## WHAT YOU HAVE TO DO
Pick out each line in the records below that contains the string "Lanjut", and copy those lines.

★ ★ ★

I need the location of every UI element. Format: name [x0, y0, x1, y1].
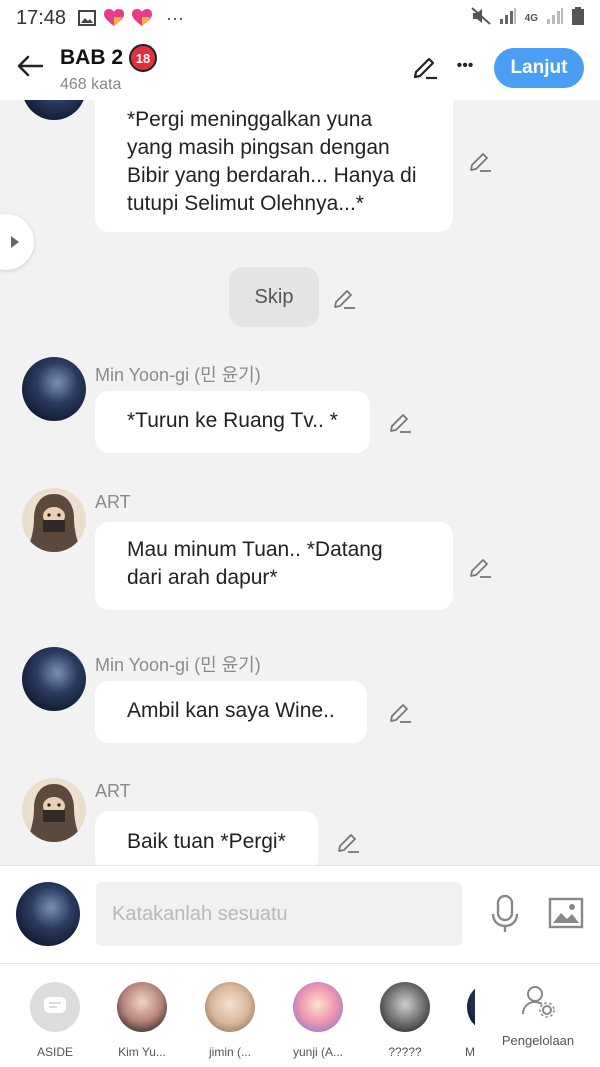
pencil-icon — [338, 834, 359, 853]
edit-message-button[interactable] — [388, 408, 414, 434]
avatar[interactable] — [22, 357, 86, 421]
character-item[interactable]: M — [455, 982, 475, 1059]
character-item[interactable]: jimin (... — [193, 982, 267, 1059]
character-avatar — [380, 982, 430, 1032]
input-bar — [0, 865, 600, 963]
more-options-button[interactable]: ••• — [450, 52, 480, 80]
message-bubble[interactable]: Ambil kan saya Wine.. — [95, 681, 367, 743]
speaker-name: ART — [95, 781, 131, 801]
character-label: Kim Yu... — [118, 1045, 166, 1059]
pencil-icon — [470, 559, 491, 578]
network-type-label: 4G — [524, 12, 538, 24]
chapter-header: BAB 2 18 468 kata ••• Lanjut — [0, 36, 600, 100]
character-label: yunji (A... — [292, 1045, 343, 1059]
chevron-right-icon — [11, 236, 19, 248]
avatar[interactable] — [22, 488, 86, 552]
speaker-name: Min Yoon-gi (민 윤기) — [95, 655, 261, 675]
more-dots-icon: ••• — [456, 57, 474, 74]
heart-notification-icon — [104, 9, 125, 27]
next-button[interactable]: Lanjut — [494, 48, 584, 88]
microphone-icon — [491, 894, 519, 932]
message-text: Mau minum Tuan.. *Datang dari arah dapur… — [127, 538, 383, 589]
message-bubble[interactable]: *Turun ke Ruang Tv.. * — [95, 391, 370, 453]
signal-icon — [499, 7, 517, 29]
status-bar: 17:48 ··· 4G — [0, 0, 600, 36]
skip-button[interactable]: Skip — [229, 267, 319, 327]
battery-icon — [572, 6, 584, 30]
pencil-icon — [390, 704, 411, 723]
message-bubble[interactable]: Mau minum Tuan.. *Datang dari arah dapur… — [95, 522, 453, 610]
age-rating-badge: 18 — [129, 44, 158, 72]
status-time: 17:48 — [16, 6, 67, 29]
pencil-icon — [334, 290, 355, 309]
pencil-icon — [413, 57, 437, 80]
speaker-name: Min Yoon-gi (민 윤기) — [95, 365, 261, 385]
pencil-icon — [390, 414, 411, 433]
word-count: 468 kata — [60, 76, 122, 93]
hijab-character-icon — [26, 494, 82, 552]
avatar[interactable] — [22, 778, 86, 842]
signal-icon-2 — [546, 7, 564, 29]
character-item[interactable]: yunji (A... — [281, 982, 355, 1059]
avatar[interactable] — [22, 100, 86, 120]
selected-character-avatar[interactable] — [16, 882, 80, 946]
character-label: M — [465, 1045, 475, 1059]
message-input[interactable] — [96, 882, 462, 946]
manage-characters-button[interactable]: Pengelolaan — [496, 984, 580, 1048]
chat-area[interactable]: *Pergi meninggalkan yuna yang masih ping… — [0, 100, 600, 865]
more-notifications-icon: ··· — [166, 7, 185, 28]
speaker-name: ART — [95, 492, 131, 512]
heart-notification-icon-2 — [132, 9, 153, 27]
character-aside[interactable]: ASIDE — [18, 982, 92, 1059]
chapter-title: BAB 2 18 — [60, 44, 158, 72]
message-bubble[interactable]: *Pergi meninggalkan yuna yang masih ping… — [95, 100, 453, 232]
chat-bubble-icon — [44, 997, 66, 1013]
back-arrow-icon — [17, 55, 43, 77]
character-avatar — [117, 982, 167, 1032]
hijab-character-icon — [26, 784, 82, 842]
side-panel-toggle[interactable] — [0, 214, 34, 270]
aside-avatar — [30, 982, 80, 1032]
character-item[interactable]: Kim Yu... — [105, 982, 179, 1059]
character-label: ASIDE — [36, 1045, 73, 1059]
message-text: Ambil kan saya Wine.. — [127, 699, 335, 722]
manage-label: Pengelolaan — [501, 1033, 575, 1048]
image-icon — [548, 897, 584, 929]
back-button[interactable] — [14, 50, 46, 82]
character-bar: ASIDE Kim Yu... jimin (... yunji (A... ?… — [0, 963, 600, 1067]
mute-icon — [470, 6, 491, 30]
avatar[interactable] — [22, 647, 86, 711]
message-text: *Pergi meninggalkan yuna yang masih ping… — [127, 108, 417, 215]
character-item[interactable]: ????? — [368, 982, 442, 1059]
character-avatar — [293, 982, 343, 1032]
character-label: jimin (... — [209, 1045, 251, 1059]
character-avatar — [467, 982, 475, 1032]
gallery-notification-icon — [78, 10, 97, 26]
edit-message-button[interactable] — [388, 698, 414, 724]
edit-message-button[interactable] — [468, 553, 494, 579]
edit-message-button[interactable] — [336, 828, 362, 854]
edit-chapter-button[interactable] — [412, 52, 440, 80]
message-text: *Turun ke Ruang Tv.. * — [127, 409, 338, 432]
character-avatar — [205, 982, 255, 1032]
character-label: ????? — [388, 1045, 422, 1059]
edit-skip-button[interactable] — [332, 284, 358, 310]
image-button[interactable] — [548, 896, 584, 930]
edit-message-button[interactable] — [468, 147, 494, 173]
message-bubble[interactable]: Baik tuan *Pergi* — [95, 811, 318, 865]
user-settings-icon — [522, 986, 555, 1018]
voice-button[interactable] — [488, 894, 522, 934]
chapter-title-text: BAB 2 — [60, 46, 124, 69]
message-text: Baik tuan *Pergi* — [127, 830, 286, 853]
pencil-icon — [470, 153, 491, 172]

★ ★ ★

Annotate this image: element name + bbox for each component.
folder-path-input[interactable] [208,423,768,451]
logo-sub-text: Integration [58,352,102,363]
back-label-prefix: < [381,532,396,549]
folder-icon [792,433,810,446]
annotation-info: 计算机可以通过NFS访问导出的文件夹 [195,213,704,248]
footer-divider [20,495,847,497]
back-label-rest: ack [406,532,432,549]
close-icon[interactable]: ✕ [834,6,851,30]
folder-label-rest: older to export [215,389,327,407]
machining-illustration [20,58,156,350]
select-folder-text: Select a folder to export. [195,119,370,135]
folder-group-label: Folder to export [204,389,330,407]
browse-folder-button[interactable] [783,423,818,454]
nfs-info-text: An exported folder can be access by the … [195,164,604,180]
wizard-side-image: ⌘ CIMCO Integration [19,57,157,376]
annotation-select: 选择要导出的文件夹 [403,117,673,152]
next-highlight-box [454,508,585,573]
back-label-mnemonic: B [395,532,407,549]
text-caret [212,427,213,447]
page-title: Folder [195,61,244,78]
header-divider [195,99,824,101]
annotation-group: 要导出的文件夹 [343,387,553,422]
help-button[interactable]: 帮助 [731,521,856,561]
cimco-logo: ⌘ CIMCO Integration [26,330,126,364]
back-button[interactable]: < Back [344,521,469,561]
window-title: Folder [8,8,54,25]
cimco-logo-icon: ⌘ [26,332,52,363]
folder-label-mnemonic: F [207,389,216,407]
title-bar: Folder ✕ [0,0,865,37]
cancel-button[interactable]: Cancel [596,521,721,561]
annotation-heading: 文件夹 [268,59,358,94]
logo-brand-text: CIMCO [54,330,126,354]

★ ★ ★

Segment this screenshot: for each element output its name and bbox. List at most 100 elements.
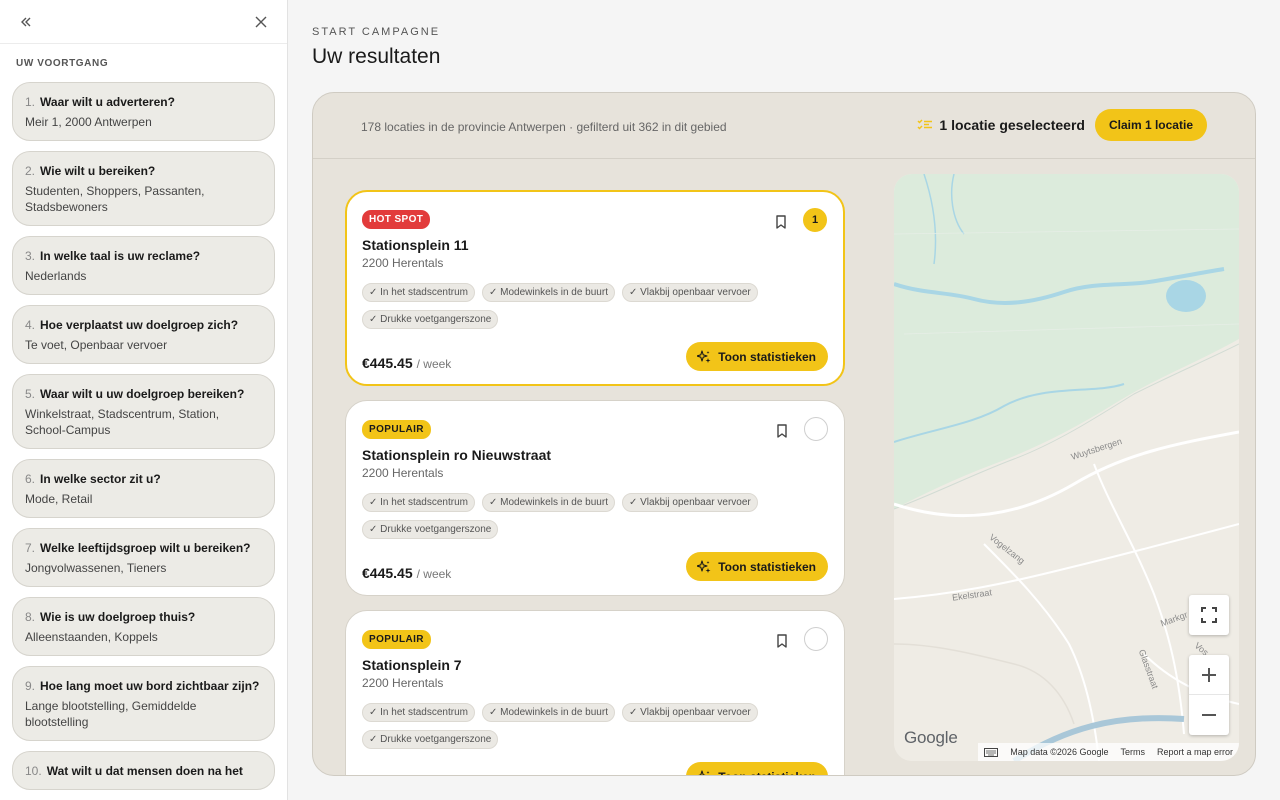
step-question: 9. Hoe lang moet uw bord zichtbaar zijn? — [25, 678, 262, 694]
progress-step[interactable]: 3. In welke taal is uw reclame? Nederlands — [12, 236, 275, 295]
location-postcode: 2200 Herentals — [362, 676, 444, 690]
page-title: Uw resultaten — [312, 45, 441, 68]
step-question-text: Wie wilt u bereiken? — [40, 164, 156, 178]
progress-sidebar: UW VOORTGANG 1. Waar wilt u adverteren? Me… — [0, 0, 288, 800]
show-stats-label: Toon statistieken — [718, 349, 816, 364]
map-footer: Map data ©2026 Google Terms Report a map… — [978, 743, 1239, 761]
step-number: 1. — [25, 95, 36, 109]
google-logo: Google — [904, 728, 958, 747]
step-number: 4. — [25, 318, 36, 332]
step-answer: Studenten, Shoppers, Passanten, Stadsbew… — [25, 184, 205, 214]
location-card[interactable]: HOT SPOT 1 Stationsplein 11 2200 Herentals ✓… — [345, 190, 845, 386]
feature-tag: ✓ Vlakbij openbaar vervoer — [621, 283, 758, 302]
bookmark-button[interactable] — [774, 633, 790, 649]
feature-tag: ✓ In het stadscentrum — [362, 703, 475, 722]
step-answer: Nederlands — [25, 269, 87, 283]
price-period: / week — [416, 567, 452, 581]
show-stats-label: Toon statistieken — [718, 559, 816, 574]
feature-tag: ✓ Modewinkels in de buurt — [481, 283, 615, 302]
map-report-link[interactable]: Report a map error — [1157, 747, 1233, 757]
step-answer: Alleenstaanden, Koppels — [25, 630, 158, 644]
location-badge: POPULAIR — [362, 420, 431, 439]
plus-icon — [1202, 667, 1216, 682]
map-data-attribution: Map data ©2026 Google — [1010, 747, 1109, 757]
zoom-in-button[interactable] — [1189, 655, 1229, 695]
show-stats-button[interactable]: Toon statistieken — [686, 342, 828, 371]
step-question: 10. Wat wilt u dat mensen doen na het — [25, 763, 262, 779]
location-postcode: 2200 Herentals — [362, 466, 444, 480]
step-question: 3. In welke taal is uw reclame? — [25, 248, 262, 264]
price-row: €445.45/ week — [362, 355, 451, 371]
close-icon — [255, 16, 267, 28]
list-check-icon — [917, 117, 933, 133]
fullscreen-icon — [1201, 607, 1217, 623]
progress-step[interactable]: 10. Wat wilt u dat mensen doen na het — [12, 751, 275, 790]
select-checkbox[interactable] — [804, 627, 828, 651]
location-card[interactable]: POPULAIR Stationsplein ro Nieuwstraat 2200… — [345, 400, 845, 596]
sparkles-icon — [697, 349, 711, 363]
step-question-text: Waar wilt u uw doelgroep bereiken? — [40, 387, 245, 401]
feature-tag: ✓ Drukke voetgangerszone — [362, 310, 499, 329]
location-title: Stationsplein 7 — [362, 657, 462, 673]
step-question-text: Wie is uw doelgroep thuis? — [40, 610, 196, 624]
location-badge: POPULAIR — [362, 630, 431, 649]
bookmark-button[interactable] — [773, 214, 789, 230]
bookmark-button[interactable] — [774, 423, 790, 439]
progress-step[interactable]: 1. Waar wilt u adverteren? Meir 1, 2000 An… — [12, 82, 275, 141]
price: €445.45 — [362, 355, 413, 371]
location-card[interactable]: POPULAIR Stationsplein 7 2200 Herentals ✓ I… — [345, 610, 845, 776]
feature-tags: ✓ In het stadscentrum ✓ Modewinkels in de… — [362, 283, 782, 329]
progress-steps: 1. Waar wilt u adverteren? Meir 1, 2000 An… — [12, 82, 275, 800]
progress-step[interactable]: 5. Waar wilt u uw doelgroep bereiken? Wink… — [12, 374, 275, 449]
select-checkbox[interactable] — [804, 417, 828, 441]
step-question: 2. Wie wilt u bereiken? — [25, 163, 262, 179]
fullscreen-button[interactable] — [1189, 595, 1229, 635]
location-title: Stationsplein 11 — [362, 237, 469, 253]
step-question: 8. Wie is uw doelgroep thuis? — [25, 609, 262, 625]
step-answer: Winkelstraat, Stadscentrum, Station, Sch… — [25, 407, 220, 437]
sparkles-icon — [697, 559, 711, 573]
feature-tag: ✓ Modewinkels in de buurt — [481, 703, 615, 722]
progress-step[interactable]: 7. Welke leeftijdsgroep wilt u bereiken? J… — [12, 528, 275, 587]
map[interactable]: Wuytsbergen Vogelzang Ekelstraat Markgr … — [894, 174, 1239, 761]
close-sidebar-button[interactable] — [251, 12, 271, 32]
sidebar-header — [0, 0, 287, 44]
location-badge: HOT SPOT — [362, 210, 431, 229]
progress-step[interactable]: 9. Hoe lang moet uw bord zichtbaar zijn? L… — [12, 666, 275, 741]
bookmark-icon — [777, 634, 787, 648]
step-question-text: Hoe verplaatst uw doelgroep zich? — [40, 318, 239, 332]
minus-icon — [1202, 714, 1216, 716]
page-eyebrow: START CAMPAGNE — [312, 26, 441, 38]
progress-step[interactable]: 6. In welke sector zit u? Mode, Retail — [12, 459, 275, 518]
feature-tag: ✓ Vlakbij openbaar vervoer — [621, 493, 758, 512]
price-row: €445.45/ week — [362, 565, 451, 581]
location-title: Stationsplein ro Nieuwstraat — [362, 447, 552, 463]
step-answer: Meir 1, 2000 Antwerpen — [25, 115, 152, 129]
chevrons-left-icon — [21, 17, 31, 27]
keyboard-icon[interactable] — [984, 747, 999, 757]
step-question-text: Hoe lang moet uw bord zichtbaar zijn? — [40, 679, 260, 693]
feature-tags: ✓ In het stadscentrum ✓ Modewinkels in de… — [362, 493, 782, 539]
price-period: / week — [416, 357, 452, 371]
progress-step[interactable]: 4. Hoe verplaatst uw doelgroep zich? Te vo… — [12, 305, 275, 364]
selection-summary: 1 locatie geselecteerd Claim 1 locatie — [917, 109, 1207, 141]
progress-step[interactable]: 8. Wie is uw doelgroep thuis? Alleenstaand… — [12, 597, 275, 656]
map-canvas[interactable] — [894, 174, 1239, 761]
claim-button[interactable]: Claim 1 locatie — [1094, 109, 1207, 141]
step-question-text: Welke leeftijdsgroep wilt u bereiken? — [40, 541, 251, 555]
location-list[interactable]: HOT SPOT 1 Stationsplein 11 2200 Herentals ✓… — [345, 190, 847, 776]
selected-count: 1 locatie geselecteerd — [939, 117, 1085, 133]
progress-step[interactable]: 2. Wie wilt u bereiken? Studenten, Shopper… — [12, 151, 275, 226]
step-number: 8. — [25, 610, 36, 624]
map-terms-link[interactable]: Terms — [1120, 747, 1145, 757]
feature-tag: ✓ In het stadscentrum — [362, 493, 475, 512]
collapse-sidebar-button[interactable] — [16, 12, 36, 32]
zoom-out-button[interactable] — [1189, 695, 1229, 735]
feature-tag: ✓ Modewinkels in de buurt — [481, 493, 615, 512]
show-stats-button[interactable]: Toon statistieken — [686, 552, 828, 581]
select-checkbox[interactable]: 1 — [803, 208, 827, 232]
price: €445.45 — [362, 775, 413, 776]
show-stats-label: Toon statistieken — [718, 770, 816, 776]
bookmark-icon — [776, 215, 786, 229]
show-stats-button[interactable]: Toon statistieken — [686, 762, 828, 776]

★ ★ ★

## SOLVED EXERCISE
chapter-header: BAB 2 18 468 kata ••• Lanjut — [0, 36, 600, 100]
next-button[interactable]: Lanjut — [494, 48, 584, 88]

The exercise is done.